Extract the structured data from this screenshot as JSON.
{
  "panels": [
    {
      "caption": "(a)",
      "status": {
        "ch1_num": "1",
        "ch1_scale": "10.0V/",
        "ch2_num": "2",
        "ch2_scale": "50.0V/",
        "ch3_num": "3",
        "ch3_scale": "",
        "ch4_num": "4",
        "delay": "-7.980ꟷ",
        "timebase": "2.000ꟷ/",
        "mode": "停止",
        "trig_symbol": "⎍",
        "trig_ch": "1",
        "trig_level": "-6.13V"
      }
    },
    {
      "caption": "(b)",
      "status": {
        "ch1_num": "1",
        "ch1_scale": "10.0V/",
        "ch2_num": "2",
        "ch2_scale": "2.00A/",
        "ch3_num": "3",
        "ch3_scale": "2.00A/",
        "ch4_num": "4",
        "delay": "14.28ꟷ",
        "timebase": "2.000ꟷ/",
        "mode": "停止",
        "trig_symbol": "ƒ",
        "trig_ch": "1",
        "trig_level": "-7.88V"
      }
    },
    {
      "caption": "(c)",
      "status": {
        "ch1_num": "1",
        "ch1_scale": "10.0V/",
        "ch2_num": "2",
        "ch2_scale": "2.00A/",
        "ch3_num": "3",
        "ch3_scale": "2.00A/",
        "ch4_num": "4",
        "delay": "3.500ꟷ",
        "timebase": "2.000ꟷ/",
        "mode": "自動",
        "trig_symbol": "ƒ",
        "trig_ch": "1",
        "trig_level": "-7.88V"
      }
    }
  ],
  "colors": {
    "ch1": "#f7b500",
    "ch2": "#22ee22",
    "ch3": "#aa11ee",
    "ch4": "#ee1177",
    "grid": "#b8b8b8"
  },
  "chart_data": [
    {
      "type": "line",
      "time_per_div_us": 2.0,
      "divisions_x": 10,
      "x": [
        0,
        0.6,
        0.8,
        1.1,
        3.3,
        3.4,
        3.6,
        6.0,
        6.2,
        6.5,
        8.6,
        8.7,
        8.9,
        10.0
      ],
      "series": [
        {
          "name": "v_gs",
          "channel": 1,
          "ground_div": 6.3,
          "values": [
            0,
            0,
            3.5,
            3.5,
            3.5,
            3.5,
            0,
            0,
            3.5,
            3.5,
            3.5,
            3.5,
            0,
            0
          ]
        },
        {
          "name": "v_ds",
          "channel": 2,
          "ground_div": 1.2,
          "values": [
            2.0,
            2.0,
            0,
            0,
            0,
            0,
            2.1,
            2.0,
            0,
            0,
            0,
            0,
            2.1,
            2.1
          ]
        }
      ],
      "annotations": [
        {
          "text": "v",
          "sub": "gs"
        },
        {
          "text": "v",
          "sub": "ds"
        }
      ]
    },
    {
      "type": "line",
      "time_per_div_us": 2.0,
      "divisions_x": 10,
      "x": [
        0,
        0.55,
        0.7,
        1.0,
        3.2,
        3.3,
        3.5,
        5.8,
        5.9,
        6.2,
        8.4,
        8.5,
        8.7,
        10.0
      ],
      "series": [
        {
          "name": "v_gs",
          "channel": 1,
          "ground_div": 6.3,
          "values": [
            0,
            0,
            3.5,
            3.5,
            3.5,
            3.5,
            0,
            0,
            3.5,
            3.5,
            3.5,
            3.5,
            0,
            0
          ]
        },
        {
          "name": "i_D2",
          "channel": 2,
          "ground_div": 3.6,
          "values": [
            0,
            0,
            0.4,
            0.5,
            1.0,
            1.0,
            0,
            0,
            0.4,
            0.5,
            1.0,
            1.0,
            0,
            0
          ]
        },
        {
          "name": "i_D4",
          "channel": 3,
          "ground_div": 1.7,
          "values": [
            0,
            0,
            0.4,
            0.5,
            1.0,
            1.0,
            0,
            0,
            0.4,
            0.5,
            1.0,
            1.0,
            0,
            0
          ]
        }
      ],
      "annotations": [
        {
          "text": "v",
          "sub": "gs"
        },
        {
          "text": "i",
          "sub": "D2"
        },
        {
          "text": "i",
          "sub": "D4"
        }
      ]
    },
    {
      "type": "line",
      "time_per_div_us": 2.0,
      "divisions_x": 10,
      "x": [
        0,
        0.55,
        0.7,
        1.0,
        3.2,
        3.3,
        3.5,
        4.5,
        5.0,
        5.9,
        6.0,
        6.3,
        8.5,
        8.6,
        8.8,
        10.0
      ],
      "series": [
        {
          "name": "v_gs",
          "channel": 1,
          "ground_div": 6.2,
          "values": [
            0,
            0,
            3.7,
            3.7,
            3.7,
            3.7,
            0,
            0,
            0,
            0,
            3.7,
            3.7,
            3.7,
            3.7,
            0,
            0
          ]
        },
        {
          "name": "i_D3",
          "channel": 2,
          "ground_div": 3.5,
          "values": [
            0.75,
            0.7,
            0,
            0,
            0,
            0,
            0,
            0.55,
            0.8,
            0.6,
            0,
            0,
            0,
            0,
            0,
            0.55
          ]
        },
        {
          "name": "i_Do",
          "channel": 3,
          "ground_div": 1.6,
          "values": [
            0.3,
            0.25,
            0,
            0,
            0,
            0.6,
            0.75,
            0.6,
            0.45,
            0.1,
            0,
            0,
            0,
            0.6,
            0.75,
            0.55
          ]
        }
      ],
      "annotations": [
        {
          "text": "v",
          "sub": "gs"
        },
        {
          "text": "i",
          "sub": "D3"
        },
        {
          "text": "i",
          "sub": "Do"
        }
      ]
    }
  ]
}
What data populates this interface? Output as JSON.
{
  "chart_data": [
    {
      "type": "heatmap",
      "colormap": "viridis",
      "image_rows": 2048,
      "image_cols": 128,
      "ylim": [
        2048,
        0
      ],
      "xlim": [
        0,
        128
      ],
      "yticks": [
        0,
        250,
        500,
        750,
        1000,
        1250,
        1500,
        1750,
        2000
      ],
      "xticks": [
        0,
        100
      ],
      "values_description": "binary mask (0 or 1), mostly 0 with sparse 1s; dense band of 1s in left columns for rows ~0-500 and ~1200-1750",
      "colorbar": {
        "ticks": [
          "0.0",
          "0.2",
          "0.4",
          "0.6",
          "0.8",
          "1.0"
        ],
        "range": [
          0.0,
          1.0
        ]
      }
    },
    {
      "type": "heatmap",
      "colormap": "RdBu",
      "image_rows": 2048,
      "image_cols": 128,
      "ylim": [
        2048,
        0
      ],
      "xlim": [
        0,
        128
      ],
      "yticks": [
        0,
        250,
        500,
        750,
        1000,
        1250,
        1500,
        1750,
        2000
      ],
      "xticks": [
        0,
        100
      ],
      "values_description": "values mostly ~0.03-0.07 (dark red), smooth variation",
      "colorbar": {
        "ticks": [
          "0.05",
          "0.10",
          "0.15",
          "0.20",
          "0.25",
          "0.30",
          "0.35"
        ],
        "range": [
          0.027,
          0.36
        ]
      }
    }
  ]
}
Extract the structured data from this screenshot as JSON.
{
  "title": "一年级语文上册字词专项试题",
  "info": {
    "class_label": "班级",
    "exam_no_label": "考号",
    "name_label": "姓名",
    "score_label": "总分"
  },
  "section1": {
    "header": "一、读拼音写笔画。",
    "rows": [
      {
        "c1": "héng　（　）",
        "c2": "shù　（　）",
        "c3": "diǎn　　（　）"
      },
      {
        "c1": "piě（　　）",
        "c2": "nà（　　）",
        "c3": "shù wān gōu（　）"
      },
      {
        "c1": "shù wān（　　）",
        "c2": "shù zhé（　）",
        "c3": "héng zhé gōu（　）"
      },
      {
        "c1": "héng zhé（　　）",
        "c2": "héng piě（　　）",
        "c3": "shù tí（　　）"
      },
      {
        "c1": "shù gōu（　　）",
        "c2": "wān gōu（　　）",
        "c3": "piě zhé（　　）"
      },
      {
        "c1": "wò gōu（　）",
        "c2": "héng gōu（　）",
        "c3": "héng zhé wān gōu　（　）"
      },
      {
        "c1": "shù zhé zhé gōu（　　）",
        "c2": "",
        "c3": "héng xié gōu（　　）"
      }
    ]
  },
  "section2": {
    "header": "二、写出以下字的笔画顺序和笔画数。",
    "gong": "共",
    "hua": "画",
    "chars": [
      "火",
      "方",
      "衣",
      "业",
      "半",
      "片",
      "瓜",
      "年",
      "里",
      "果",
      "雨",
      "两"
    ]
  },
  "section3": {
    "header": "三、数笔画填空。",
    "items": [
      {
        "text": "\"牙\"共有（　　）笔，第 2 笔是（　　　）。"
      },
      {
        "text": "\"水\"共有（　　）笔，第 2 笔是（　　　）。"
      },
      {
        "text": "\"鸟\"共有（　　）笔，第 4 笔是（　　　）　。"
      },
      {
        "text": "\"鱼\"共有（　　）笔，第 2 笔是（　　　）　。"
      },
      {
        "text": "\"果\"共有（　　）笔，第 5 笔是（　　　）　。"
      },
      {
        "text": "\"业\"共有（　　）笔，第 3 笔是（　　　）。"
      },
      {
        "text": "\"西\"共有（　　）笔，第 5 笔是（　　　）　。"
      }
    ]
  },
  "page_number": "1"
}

> _What to produce_
Scan the listing above and copy all lines containing the word "header".

> _Solution for this task_
    "header": "一、读拼音写笔画。",
    "header": "二、写出以下字的笔画顺序和笔画数。",
    "header": "三、数笔画填空。",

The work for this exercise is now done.